■ INSTRUCTIONS FOR THE TASK ■
Find each line containing the string "this" and return it.

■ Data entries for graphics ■
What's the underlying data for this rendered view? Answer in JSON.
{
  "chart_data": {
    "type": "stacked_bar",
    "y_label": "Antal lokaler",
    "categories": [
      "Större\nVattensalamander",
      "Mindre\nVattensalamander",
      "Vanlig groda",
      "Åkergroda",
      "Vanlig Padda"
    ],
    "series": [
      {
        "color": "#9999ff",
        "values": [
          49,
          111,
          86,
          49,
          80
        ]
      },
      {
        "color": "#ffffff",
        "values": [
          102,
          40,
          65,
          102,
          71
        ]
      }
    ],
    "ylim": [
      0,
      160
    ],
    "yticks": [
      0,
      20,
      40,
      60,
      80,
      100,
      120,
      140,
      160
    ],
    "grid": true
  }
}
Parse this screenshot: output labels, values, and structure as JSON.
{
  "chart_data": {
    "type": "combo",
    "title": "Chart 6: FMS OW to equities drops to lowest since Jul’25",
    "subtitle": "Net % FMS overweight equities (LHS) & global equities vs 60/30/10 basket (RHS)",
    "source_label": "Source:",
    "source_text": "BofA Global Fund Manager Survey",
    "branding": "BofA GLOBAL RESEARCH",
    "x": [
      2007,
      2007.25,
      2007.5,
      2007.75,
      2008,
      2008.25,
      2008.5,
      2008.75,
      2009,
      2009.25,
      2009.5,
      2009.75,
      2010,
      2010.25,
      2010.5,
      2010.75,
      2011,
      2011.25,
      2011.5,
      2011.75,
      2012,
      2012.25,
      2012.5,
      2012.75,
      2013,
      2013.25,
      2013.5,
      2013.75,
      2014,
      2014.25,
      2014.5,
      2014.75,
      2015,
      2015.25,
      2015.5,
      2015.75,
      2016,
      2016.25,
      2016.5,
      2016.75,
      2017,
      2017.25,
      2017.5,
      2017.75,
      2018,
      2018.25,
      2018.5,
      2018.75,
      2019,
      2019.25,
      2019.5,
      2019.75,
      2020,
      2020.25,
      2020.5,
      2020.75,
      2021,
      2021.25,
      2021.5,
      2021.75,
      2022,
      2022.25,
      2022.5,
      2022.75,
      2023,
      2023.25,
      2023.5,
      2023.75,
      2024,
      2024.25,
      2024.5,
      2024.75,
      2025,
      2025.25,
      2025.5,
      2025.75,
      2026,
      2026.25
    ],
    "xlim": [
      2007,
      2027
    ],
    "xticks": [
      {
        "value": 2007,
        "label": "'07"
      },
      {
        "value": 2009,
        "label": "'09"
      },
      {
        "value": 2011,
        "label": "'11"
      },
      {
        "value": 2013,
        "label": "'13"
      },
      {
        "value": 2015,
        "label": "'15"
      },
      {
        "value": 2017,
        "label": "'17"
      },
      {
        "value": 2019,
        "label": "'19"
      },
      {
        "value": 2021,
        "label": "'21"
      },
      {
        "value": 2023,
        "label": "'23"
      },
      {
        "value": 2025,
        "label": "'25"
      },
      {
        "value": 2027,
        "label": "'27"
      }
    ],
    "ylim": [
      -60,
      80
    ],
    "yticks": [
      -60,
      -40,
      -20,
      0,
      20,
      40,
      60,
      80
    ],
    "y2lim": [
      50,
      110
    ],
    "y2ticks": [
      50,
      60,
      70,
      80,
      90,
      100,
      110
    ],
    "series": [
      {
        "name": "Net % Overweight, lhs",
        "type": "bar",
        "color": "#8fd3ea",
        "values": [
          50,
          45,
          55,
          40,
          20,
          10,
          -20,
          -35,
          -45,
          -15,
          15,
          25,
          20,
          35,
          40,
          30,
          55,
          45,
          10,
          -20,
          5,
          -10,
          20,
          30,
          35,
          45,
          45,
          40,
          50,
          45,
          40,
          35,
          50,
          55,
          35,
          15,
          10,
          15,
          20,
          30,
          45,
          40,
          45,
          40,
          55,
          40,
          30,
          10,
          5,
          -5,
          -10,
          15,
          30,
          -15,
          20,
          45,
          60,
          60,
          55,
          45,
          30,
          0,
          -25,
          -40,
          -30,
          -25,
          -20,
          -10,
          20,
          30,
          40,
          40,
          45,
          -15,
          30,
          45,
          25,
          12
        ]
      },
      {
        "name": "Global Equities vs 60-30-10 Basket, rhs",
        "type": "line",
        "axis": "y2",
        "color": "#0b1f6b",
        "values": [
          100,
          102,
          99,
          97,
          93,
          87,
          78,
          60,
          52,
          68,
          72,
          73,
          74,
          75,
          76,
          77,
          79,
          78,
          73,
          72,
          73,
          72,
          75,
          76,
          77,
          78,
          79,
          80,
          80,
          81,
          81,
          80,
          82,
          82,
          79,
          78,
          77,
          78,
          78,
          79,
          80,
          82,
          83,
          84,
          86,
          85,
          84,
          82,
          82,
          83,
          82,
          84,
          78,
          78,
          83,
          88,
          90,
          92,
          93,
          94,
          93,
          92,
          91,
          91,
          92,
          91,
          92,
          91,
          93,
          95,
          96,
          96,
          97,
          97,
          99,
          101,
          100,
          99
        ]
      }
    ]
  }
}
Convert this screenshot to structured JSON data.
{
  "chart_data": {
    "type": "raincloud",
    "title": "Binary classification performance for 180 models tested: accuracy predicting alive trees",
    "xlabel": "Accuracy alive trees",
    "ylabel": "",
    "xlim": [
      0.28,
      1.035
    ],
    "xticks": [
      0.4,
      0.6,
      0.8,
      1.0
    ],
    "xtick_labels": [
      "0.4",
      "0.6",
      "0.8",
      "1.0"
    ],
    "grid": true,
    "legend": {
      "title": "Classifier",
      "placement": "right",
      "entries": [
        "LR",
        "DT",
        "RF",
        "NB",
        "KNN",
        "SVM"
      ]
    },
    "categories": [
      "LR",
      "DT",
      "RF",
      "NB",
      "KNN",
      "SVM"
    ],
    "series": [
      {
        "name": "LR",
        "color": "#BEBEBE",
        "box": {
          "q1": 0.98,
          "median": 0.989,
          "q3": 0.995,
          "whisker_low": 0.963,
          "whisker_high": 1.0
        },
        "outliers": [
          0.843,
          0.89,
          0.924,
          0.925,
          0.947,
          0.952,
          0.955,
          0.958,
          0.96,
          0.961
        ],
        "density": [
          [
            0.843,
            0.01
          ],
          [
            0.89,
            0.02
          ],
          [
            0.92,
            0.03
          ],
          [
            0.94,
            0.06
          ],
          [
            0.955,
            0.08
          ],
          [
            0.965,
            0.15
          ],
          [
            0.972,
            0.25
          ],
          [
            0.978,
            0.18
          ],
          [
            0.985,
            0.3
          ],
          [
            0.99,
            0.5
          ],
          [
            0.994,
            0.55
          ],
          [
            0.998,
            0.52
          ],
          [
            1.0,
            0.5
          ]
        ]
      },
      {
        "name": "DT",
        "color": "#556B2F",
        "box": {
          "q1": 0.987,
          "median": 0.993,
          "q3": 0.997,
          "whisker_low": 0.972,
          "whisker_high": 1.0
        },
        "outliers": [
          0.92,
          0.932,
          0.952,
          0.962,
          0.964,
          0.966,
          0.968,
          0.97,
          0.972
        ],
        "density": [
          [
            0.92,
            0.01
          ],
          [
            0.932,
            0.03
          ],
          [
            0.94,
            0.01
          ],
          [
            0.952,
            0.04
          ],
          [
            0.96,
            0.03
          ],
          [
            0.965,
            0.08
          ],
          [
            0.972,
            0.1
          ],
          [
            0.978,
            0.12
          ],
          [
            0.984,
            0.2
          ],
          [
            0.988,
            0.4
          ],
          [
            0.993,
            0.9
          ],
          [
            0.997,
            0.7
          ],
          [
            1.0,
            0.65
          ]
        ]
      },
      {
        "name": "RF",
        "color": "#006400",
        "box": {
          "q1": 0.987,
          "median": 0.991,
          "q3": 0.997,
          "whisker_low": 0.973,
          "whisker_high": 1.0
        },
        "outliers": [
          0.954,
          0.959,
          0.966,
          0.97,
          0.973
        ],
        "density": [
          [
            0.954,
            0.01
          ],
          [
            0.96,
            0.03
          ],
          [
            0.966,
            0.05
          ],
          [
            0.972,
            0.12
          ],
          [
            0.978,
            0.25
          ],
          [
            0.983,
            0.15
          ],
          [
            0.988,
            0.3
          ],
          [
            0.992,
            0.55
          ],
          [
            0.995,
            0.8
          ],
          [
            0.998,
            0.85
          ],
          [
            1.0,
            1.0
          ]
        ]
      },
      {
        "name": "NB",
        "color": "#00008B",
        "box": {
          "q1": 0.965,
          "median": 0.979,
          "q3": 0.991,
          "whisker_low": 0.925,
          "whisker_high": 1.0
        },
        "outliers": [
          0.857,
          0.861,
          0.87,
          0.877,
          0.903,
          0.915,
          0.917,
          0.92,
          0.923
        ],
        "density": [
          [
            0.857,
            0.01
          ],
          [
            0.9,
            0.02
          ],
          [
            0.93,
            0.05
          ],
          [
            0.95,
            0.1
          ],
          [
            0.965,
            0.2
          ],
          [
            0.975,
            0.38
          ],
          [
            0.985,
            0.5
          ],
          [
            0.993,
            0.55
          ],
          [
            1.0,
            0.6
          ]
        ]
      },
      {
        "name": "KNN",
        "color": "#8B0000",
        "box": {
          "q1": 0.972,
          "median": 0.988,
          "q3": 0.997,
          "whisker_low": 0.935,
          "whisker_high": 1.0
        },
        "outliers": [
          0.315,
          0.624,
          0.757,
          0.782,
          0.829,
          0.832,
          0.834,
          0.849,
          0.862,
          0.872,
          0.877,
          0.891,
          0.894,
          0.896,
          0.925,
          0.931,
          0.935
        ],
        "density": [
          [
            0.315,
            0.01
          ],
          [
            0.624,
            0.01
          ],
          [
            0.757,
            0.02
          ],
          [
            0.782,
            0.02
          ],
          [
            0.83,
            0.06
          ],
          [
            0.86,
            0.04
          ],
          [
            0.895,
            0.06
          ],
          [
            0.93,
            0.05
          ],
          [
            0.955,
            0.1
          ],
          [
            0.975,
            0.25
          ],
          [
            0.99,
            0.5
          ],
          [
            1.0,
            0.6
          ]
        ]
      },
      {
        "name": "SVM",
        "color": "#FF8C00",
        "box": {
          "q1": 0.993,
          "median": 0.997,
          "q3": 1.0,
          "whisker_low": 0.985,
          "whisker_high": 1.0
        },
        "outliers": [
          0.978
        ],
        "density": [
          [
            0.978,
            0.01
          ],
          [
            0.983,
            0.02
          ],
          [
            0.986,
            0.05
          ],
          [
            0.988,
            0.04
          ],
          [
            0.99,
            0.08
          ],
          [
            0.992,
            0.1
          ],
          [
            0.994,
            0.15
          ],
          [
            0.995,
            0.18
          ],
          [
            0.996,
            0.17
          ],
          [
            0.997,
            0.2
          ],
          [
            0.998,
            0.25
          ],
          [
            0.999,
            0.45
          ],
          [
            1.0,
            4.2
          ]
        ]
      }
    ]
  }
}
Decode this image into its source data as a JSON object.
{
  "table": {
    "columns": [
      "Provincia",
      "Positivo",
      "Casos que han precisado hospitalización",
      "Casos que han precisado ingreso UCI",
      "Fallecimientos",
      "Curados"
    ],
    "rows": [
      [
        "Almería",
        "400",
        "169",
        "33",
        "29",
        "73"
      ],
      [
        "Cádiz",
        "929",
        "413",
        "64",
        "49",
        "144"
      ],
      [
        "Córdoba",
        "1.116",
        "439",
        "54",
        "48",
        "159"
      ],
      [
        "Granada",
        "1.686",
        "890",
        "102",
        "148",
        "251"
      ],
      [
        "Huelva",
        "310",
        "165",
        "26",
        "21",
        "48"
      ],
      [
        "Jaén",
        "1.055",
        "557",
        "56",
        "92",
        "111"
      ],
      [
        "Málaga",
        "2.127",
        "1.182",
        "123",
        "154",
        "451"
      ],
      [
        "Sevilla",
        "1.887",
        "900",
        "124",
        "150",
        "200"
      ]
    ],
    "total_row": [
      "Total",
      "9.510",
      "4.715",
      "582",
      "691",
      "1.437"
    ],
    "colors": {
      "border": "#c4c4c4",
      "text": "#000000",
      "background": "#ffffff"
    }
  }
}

■ COMPLETE ANSWER ■
What's the underlying data for this rendered view? Answer in JSON.
Parse this screenshot: output labels, values, and structure as JSON.
Convert this screenshot to structured JSON data.
Decode this image into its source data as a JSON object.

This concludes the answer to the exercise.